Work to do:
Look through the material below. Copy every line with the string "deught" in it.

Stored dataset items:
-----

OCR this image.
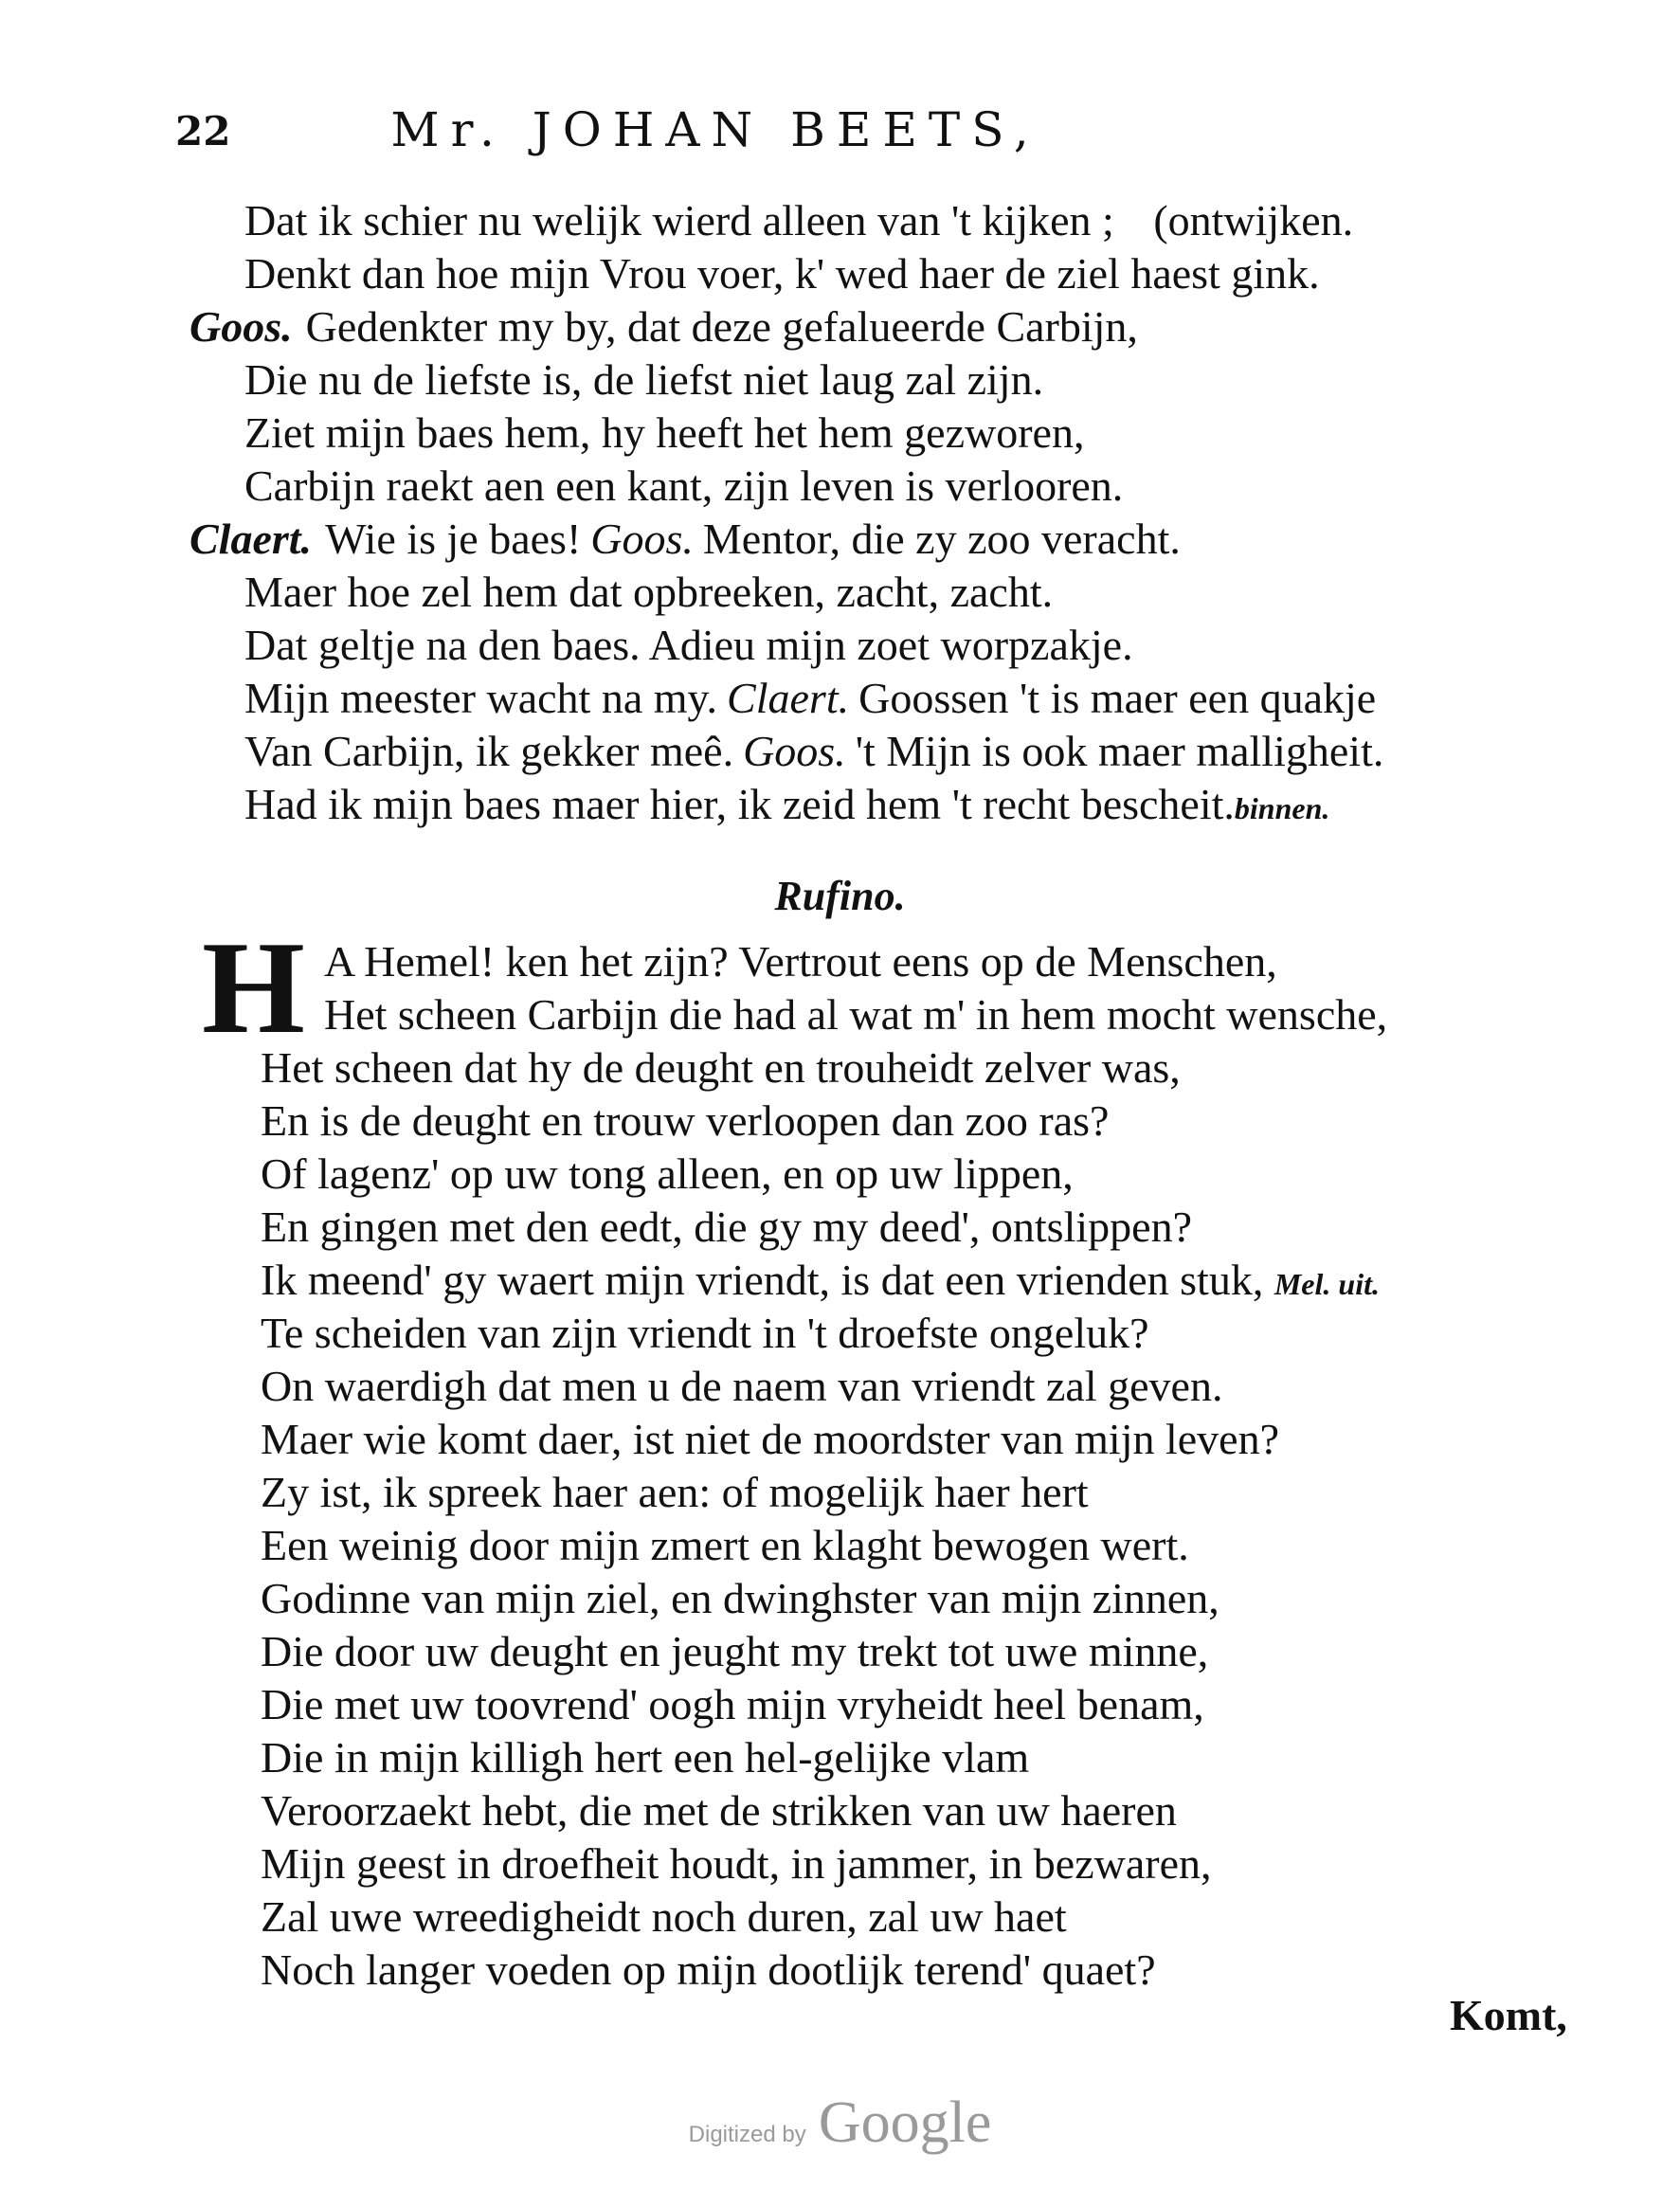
22	Mr. JOHAN BEETS,
Dat ik schier nu welijk wierd alleen van 't kijken ; (ontwijken.
Denkt dan hoe mijn Vrou voer, k' wed haer de ziel haest gink.
Goos. Gedenkter my by, dat deze gefalueerde Carbijn,
Die nu de liefste is, de liefst niet laug zal zijn.
Ziet mijn baes hem, hy heeft het hem gezworen,
Carbijn raekt aen een kant, zijn leven is verlooren.
Claert. Wie is je baes! Goos. Mentor, die zy zoo veracht.
Maer hoe zel hem dat opbreeken, zacht, zacht.
Dat geltje na den baes. Adieu mijn zoet worpzakje.
Mijn meester wacht na my. Claert. Goossen 't is maer een quakje
Van Carbijn, ik gekker meê. Goos. 't Mijn is ook maer malligheit.
Had ik mijn baes maer hier, ik zeid hem 't recht bescheit.binnen.
Rufino.
H A Hemel! ken het zijn? Vertrout eens op de Menschen,
Het scheen Carbijn die had al wat m' in hem mocht wensche,
Het scheen dat hy de deught en trouheidt zelver was,
En is de deught en trouw verloopen dan zoo ras?
Of lagenz' op uw tong alleen, en op uw lippen,
En gingen met den eedt, die gy my deed', ontslippen?
Ik meend' gy waert mijn vriendt, is dat een vrienden stuk, Mel. uit.
Te scheiden van zijn vriendt in 't droefste ongeluk?
On waerdigh dat men u de naem van vriendt zal geven.
Maer wie komt daer, ist niet de moordster van mijn leven?
Zy ist, ik spreek haer aen: of mogelijk haer hert
Een weinig door mijn zmert en klaght bewogen wert.
Godinne van mijn ziel, en dwinghster van mijn zinnen,
Die door uw deught en jeught my trekt tot uwe minne,
Die met uw toovrend' oogh mijn vryheidt heel benam,
Die in mijn killigh hert een hel-gelijke vlam
Veroorzaekt hebt, die met de strikken van uw haeren
Mijn geest in droefheit houdt, in jammer, in bezwaren,
Zal uwe wreedigheidt noch duren, zal uw haet
Noch langer voeden op mijn dootlijk terend' quaet?
Komt,
Digitized by Google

-----

Exercise answer:
Het scheen dat hy de deught en trouheidt zelver was,
En is de deught en trouw verloopen dan zoo ras?
Die door uw deught en jeught my trekt tot uwe minne,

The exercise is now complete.